Data extracted from a collection:

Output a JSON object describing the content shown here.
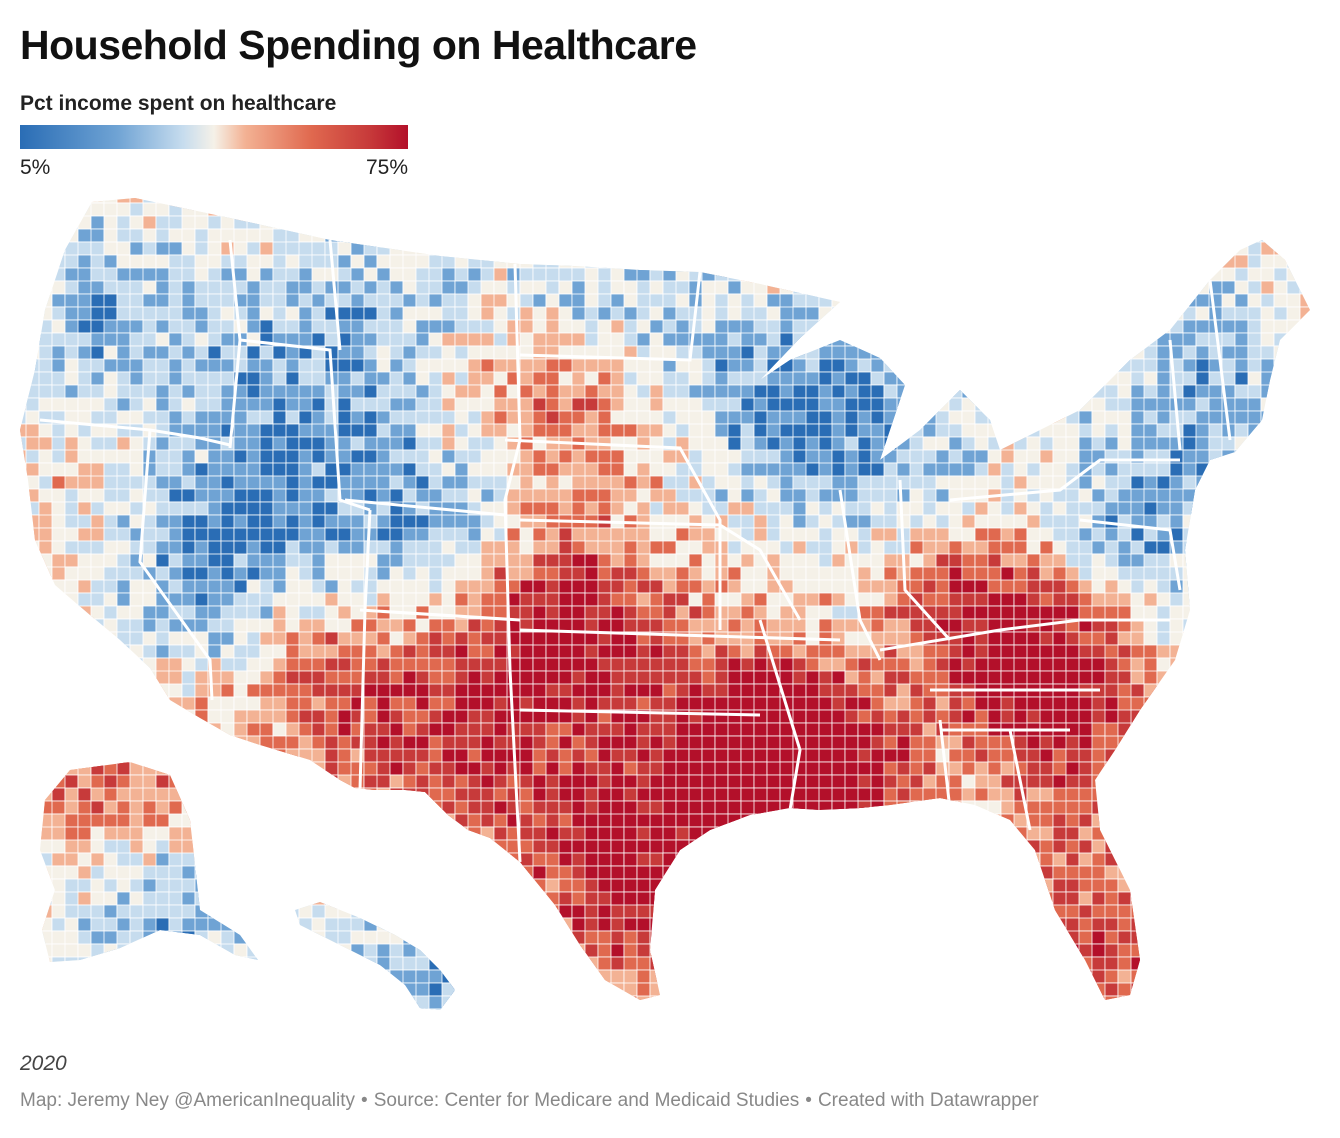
{
  "header": {
    "title": "Household Spending on Healthcare"
  },
  "legend": {
    "title": "Pct income spent on healthcare",
    "min_label": "5%",
    "max_label": "75%",
    "min_value": 5,
    "max_value": 75,
    "colors": [
      "#2a6db5",
      "#6fa3d4",
      "#c6dcee",
      "#f5f1e8",
      "#f3b294",
      "#e0694f",
      "#c73a3a",
      "#b3102a"
    ]
  },
  "map": {
    "regions": [
      "Alaska",
      "Hawaii",
      "Contiguous United States"
    ]
  },
  "footer": {
    "note": "2020",
    "map_credit": "Map: Jeremy Ney @AmericanInequality",
    "source": "Source: Center for Medicare and Medicaid Studies",
    "tool": "Created with Datawrapper",
    "separator": "•"
  }
}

Problem description:
Reproduce the listing word for word and omit its pictures.

Finished exercise:
Output a JSON object describing the content shown here.
{
  "header": {
    "title": "Household Spending on Healthcare"
  },
  "legend": {
    "title": "Pct income spent on healthcare",
    "min_label": "5%",
    "max_label": "75%",
    "min_value": 5,
    "max_value": 75,
    "colors": [
      "#2a6db5",
      "#6fa3d4",
      "#c6dcee",
      "#f5f1e8",
      "#f3b294",
      "#e0694f",
      "#c73a3a",
      "#b3102a"
    ]
  },
  "map": {
    "regions": [
      "Alaska",
      "Hawaii",
      "Contiguous United States"
    ]
  },
  "footer": {
    "note": "2020",
    "map_credit": "Map: Jeremy Ney @AmericanInequality",
    "source": "Source: Center for Medicare and Medicaid Studies",
    "tool": "Created with Datawrapper",
    "separator": "•"
  }
}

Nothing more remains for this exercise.